▶ Work to complete:
Here are some records. Copy each one exactly.

begin Dataset

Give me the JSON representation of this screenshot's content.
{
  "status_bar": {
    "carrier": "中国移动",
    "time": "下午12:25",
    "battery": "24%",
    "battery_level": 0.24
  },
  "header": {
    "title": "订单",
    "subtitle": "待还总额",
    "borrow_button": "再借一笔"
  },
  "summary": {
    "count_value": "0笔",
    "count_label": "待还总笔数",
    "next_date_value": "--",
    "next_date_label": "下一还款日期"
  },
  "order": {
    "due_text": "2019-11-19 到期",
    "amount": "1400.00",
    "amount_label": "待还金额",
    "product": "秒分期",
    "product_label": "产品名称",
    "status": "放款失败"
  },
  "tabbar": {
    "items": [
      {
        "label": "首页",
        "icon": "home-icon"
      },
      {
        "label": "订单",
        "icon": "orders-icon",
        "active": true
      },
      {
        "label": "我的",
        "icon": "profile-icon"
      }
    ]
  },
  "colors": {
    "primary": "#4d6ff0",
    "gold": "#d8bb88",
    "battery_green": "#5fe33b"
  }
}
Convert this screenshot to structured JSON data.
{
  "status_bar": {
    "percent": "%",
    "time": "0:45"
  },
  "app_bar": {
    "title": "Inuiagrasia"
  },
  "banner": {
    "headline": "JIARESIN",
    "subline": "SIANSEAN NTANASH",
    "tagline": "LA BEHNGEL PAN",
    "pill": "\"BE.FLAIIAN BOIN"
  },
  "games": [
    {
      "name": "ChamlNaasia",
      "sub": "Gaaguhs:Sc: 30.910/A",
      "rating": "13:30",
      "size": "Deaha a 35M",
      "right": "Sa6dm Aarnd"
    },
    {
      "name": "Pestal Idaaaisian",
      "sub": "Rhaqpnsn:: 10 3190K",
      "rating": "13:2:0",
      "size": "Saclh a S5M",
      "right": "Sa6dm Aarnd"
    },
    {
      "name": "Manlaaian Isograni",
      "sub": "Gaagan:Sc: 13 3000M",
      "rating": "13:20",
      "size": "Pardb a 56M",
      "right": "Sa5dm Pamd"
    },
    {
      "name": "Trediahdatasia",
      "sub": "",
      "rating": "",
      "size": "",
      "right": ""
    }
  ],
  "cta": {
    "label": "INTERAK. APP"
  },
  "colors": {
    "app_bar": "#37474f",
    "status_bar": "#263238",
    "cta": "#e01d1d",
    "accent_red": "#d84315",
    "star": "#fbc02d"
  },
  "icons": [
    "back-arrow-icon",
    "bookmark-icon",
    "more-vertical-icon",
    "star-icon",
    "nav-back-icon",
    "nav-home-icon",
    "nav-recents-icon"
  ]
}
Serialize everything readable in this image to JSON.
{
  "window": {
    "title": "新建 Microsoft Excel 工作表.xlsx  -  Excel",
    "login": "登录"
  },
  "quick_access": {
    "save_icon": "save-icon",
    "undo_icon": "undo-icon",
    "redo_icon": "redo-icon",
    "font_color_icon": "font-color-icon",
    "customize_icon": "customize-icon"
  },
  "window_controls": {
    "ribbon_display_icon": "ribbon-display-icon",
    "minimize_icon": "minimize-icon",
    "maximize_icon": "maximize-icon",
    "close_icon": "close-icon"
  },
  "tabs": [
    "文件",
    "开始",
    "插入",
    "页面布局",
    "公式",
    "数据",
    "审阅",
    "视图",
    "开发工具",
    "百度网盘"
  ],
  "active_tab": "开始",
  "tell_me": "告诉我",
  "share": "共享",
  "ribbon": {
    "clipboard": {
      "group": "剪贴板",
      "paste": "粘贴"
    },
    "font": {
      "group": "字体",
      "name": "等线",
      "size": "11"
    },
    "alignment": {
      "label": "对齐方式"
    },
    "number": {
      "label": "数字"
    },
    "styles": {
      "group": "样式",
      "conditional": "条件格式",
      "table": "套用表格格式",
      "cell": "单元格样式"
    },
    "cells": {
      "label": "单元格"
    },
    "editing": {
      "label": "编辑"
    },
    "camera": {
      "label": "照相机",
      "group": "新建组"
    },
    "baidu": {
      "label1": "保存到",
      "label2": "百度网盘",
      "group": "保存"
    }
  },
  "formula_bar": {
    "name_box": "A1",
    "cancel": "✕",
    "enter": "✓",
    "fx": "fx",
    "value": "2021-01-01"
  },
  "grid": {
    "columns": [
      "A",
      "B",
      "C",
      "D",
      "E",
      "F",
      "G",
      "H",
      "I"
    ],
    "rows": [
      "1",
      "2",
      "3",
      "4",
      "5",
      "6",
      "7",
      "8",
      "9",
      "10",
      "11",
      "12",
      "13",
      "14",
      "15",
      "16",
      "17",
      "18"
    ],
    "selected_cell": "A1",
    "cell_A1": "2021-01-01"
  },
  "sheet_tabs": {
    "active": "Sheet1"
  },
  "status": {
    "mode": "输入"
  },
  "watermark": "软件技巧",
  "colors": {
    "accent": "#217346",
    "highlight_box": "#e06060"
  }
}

end Dataset

▶ Exercise solution:
Give me the JSON representation of this screenshot's content.
{
  "status_bar": {
    "carrier": "中国移动",
    "time": "下午12:25",
    "battery": "24%",
    "battery_level": 0.24
  },
  "header": {
    "title": "订单",
    "subtitle": "待还总额",
    "borrow_button": "再借一笔"
  },
  "summary": {
    "count_value": "0笔",
    "count_label": "待还总笔数",
    "next_date_value": "--",
    "next_date_label": "下一还款日期"
  },
  "order": {
    "due_text": "2019-11-19 到期",
    "amount": "1400.00",
    "amount_label": "待还金额",
    "product": "秒分期",
    "product_label": "产品名称",
    "status": "放款失败"
  },
  "tabbar": {
    "items": [
      {
        "label": "首页",
        "icon": "home-icon"
      },
      {
        "label": "订单",
        "icon": "orders-icon",
        "active": true
      },
      {
        "label": "我的",
        "icon": "profile-icon"
      }
    ]
  },
  "colors": {
    "primary": "#4d6ff0",
    "gold": "#d8bb88",
    "battery_green": "#5fe33b"
  }
}
Convert this screenshot to structured JSON data.
{
  "status_bar": {
    "percent": "%",
    "time": "0:45"
  },
  "app_bar": {
    "title": "Inuiagrasia"
  },
  "banner": {
    "headline": "JIARESIN",
    "subline": "SIANSEAN NTANASH",
    "tagline": "LA BEHNGEL PAN",
    "pill": "\"BE.FLAIIAN BOIN"
  },
  "games": [
    {
      "name": "ChamlNaasia",
      "sub": "Gaaguhs:Sc: 30.910/A",
      "rating": "13:30",
      "size": "Deaha a 35M",
      "right": "Sa6dm Aarnd"
    },
    {
      "name": "Pestal Idaaaisian",
      "sub": "Rhaqpnsn:: 10 3190K",
      "rating": "13:2:0",
      "size": "Saclh a S5M",
      "right": "Sa6dm Aarnd"
    },
    {
      "name": "Manlaaian Isograni",
      "sub": "Gaagan:Sc: 13 3000M",
      "rating": "13:20",
      "size": "Pardb a 56M",
      "right": "Sa5dm Pamd"
    },
    {
      "name": "Trediahdatasia",
      "sub": "",
      "rating": "",
      "size": "",
      "right": ""
    }
  ],
  "cta": {
    "label": "INTERAK. APP"
  },
  "colors": {
    "app_bar": "#37474f",
    "status_bar": "#263238",
    "cta": "#e01d1d",
    "accent_red": "#d84315",
    "star": "#fbc02d"
  },
  "icons": [
    "back-arrow-icon",
    "bookmark-icon",
    "more-vertical-icon",
    "star-icon",
    "nav-back-icon",
    "nav-home-icon",
    "nav-recents-icon"
  ]
}
Serialize everything readable in this image to JSON.
{
  "window": {
    "title": "新建 Microsoft Excel 工作表.xlsx  -  Excel",
    "login": "登录"
  },
  "quick_access": {
    "save_icon": "save-icon",
    "undo_icon": "undo-icon",
    "redo_icon": "redo-icon",
    "font_color_icon": "font-color-icon",
    "customize_icon": "customize-icon"
  },
  "window_controls": {
    "ribbon_display_icon": "ribbon-display-icon",
    "minimize_icon": "minimize-icon",
    "maximize_icon": "maximize-icon",
    "close_icon": "close-icon"
  },
  "tabs": [
    "文件",
    "开始",
    "插入",
    "页面布局",
    "公式",
    "数据",
    "审阅",
    "视图",
    "开发工具",
    "百度网盘"
  ],
  "active_tab": "开始",
  "tell_me": "告诉我",
  "share": "共享",
  "ribbon": {
    "clipboard": {
      "group": "剪贴板",
      "paste": "粘贴"
    },
    "font": {
      "group": "字体",
      "name": "等线",
      "size": "11"
    },
    "alignment": {
      "label": "对齐方式"
    },
    "number": {
      "label": "数字"
    },
    "styles": {
      "group": "样式",
      "conditional": "条件格式",
      "table": "套用表格格式",
      "cell": "单元格样式"
    },
    "cells": {
      "label": "单元格"
    },
    "editing": {
      "label": "编辑"
    },
    "camera": {
      "label": "照相机",
      "group": "新建组"
    },
    "baidu": {
      "label1": "保存到",
      "label2": "百度网盘",
      "group": "保存"
    }
  },
  "formula_bar": {
    "name_box": "A1",
    "cancel": "✕",
    "enter": "✓",
    "fx": "fx",
    "value": "2021-01-01"
  },
  "grid": {
    "columns": [
      "A",
      "B",
      "C",
      "D",
      "E",
      "F",
      "G",
      "H",
      "I"
    ],
    "rows": [
      "1",
      "2",
      "3",
      "4",
      "5",
      "6",
      "7",
      "8",
      "9",
      "10",
      "11",
      "12",
      "13",
      "14",
      "15",
      "16",
      "17",
      "18"
    ],
    "selected_cell": "A1",
    "cell_A1": "2021-01-01"
  },
  "sheet_tabs": {
    "active": "Sheet1"
  },
  "status": {
    "mode": "输入"
  },
  "watermark": "软件技巧",
  "colors": {
    "accent": "#217346",
    "highlight_box": "#e06060"
  }
}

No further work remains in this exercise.